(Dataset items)
START

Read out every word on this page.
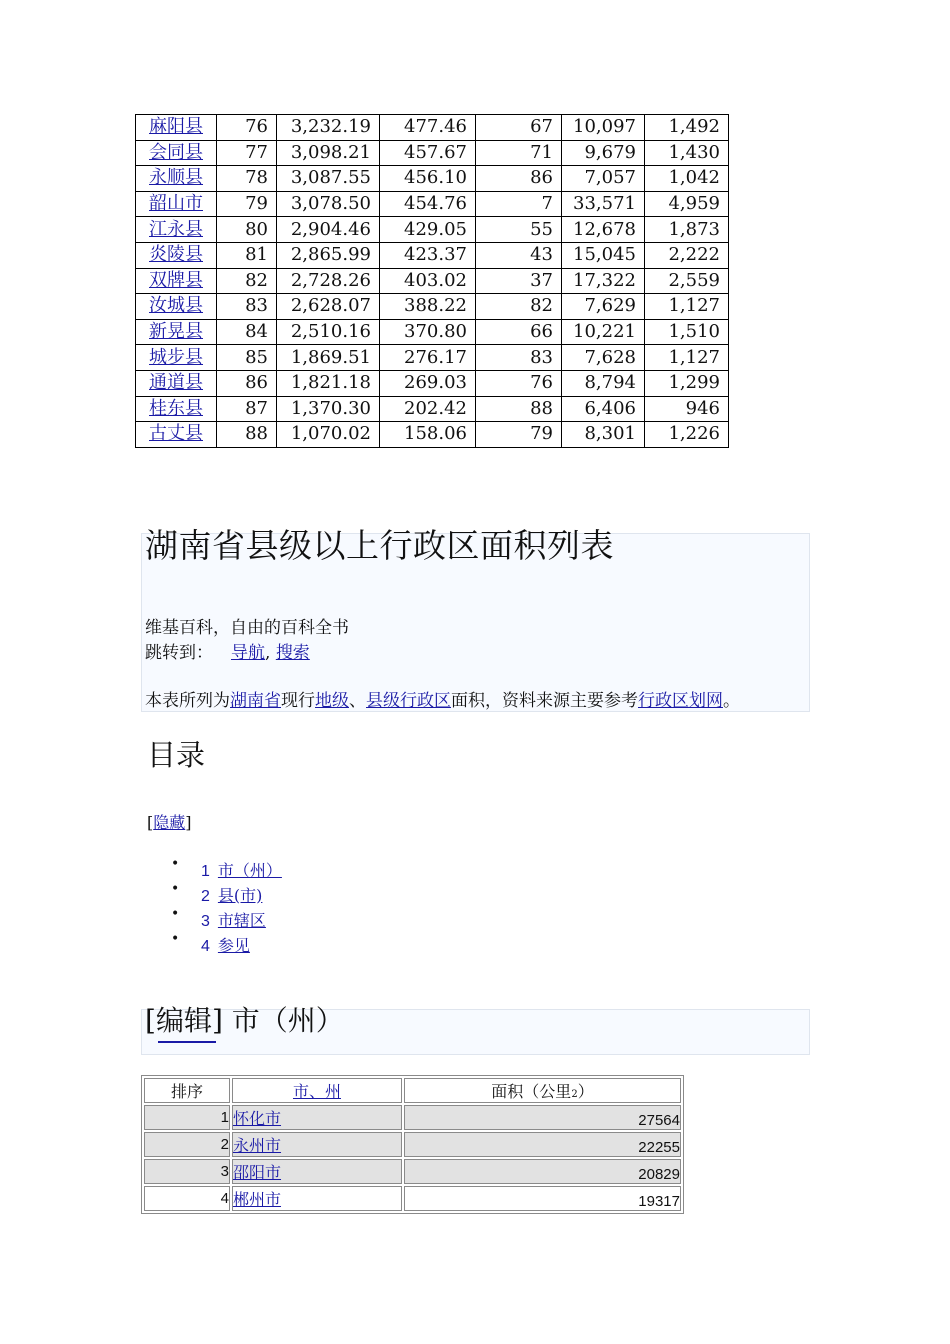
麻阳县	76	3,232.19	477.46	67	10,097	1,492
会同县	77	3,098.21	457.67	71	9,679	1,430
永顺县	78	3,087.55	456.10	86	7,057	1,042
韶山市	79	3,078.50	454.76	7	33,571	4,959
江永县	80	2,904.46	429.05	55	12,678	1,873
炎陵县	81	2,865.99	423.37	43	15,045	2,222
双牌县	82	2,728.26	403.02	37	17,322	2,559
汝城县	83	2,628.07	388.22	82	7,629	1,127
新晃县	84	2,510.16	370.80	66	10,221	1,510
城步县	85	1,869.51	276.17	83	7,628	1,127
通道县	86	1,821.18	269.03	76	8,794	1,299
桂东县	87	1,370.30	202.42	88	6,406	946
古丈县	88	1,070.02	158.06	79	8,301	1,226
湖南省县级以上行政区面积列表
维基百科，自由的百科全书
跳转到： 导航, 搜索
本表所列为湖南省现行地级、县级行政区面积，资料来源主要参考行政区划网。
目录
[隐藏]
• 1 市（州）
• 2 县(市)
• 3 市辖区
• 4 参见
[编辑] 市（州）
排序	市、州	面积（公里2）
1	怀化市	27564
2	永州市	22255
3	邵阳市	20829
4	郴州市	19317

END

▶ _Problem requirements_
Copy out the listing exactly as it stands, but not the pictures.

▶ _Output of the exercise_
Read out every word on this page.
麻阳县	76	3,232.19	477.46	67	10,097	1,492
会同县	77	3,098.21	457.67	71	9,679	1,430
永顺县	78	3,087.55	456.10	86	7,057	1,042
韶山市	79	3,078.50	454.76	7	33,571	4,959
江永县	80	2,904.46	429.05	55	12,678	1,873
炎陵县	81	2,865.99	423.37	43	15,045	2,222
双牌县	82	2,728.26	403.02	37	17,322	2,559
汝城县	83	2,628.07	388.22	82	7,629	1,127
新晃县	84	2,510.16	370.80	66	10,221	1,510
城步县	85	1,869.51	276.17	83	7,628	1,127
通道县	86	1,821.18	269.03	76	8,794	1,299
桂东县	87	1,370.30	202.42	88	6,406	946
古丈县	88	1,070.02	158.06	79	8,301	1,226
湖南省县级以上行政区面积列表
维基百科，自由的百科全书
跳转到： 导航, 搜索
本表所列为湖南省现行地级、县级行政区面积，资料来源主要参考行政区划网。
目录
[隐藏]
• 1 市（州）
• 2 县(市)
• 3 市辖区
• 4 参见
[编辑] 市（州）
排序	市、州	面积（公里2）
1	怀化市	27564
2	永州市	22255
3	邵阳市	20829
4	郴州市	19317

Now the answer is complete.